Task directions: Determine the number of lines in the listing below where the string "Jellyfish" occurs; answer with the number alone.

Data shown:
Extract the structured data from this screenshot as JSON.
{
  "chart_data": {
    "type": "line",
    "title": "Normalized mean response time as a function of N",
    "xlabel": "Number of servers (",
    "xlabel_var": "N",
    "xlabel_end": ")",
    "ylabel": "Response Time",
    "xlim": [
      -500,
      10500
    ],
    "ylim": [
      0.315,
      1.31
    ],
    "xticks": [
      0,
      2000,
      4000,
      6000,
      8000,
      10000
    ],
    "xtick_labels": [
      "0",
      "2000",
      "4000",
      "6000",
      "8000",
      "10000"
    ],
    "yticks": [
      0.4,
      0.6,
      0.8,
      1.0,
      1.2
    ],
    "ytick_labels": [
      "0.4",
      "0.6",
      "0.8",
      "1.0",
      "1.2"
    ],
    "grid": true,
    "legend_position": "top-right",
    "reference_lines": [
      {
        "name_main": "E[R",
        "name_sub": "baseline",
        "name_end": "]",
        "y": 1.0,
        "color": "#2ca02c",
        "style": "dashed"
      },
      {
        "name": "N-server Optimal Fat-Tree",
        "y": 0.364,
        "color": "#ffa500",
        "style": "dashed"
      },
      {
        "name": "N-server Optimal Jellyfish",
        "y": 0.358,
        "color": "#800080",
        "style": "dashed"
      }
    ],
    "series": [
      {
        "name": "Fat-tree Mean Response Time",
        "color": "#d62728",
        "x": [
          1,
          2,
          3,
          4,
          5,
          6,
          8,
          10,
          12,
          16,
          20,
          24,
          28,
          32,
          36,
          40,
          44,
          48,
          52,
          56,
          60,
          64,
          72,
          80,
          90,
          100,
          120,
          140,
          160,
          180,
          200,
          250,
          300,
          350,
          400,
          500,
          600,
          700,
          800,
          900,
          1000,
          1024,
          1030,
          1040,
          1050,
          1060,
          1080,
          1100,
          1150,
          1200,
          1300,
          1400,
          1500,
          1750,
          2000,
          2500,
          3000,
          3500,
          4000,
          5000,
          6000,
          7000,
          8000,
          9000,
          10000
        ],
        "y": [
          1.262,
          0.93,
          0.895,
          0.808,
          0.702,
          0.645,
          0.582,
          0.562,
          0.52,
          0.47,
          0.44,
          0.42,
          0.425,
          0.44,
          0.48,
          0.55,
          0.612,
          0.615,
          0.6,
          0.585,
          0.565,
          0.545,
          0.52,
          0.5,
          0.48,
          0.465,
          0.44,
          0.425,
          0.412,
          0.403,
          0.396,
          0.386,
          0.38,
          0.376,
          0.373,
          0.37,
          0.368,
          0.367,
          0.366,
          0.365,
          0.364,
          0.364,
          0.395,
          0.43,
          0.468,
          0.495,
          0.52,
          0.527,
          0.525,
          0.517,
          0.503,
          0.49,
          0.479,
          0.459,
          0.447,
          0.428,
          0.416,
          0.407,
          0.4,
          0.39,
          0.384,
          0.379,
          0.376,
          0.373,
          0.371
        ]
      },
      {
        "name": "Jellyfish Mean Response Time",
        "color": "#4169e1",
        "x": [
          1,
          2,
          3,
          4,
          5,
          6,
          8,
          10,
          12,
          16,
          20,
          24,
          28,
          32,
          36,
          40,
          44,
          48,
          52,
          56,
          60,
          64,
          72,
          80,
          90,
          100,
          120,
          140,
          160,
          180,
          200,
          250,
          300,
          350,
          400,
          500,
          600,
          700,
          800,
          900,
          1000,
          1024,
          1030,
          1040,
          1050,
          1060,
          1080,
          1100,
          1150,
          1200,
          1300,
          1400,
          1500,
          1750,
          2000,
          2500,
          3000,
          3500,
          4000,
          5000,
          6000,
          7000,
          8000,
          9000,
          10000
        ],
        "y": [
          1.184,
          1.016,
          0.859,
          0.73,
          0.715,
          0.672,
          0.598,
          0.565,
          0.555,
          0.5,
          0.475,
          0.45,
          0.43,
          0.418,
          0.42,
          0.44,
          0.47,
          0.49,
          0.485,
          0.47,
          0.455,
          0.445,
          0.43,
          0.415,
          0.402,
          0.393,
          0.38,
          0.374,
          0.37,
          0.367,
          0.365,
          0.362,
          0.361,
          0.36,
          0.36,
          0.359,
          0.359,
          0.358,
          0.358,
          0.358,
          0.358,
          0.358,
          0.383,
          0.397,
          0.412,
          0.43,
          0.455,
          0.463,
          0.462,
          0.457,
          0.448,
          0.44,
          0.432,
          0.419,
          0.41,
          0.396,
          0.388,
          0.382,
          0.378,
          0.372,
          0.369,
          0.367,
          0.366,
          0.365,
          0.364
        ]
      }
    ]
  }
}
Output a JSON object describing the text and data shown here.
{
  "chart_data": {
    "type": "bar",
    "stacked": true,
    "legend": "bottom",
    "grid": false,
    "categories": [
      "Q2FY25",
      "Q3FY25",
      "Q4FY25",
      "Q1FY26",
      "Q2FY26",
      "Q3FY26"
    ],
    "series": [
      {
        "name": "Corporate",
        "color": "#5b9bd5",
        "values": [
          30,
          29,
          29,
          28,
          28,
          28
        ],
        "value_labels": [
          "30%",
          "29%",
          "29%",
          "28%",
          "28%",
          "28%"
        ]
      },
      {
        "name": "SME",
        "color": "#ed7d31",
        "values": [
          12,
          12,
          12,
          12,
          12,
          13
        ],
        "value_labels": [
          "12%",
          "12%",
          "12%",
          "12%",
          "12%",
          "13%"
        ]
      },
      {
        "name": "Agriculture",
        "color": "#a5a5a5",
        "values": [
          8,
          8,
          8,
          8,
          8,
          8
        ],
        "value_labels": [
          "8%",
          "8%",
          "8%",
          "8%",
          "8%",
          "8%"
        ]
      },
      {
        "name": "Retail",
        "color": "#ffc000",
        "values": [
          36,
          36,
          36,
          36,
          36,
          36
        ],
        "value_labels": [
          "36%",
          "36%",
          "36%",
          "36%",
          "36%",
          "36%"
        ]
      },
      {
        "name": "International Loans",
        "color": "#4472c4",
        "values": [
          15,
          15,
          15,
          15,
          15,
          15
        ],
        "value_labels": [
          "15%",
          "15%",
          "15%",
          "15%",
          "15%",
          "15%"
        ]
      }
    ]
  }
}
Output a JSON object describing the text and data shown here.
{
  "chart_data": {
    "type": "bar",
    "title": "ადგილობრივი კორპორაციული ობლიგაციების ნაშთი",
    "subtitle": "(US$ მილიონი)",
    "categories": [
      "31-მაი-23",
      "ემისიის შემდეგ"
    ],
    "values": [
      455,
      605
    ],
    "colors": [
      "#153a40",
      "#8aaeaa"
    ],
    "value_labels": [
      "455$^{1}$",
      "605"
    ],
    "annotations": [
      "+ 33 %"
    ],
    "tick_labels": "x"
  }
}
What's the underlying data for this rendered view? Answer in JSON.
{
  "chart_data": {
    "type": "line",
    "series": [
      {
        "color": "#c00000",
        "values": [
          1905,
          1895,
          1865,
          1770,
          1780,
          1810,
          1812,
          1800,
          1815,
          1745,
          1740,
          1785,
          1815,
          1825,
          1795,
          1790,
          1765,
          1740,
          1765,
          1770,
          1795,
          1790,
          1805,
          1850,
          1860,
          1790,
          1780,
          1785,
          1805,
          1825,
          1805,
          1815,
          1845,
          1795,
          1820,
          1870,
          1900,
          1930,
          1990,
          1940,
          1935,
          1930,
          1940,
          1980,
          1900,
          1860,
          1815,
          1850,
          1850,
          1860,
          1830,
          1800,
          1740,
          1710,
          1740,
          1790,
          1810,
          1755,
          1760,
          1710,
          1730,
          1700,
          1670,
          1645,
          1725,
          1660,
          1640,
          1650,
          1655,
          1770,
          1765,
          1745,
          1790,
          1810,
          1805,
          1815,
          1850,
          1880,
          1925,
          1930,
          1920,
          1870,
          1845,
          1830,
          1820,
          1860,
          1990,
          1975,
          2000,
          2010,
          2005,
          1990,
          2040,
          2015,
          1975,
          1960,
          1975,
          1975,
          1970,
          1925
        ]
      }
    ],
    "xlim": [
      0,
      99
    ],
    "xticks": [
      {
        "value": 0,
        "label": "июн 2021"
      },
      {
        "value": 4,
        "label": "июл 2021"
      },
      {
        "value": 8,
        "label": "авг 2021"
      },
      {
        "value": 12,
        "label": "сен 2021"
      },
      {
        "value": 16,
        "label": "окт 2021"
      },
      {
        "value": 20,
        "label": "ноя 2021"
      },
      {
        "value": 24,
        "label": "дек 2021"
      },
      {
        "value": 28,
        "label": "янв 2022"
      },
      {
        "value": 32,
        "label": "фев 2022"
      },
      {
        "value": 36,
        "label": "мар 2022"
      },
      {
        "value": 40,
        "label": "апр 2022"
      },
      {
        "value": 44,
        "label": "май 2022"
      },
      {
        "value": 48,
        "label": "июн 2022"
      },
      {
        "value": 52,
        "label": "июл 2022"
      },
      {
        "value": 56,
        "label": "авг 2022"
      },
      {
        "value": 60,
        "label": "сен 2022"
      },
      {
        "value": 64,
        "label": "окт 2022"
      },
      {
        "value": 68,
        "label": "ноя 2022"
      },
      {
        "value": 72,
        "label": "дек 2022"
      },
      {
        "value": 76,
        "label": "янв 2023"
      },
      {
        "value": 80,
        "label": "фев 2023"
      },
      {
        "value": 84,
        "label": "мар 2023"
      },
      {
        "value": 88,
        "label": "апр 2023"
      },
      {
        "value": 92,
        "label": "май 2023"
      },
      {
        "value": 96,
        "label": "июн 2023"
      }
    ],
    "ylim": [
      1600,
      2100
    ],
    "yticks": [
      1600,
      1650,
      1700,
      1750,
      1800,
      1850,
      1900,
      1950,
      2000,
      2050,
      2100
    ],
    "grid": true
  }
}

Output of the task: 2